* Begin *

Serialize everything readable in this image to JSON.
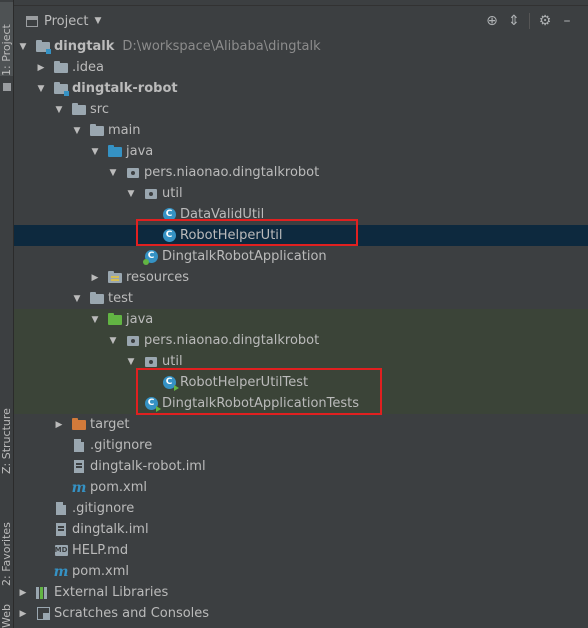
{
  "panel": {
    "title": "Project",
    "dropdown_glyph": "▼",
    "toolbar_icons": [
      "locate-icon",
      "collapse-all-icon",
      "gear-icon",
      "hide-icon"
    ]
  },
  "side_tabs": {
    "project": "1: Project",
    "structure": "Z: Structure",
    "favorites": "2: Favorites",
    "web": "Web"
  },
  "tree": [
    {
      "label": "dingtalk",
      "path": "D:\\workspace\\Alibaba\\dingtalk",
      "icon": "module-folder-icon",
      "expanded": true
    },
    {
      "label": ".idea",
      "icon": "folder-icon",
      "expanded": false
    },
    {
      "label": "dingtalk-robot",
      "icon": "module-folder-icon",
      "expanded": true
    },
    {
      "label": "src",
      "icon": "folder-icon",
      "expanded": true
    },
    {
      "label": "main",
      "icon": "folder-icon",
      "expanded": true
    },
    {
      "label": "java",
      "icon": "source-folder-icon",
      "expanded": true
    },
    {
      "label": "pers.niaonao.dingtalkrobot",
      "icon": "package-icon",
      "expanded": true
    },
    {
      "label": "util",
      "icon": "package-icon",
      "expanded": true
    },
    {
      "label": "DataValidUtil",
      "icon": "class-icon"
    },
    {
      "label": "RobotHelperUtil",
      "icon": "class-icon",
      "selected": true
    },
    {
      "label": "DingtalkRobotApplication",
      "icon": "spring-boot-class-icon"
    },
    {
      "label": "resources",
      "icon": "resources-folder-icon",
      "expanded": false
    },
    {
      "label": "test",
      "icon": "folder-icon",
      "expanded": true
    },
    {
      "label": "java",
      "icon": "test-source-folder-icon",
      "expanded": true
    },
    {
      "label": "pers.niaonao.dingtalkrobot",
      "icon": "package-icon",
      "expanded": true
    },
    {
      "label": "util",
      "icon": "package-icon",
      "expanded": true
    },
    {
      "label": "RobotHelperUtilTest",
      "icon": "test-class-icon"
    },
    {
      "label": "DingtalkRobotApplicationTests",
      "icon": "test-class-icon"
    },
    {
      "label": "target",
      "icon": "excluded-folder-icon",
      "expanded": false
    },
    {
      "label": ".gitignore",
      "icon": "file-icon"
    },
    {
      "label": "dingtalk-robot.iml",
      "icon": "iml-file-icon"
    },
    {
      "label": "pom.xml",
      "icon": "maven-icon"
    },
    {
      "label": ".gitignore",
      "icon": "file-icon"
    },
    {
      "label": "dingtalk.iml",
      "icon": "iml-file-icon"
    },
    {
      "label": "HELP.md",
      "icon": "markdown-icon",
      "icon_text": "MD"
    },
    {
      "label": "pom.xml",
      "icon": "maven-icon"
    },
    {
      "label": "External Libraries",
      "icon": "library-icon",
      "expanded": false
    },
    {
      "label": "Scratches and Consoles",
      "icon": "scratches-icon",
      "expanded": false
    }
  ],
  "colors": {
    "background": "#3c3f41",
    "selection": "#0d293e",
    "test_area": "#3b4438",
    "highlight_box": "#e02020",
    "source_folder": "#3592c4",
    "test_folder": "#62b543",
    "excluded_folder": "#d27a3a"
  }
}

* End *

» **Goal**:
Select and copy each line from the data that includes the word "resources".

» **Response to the task**:
      "label": "resources",
      "icon": "resources-folder-icon",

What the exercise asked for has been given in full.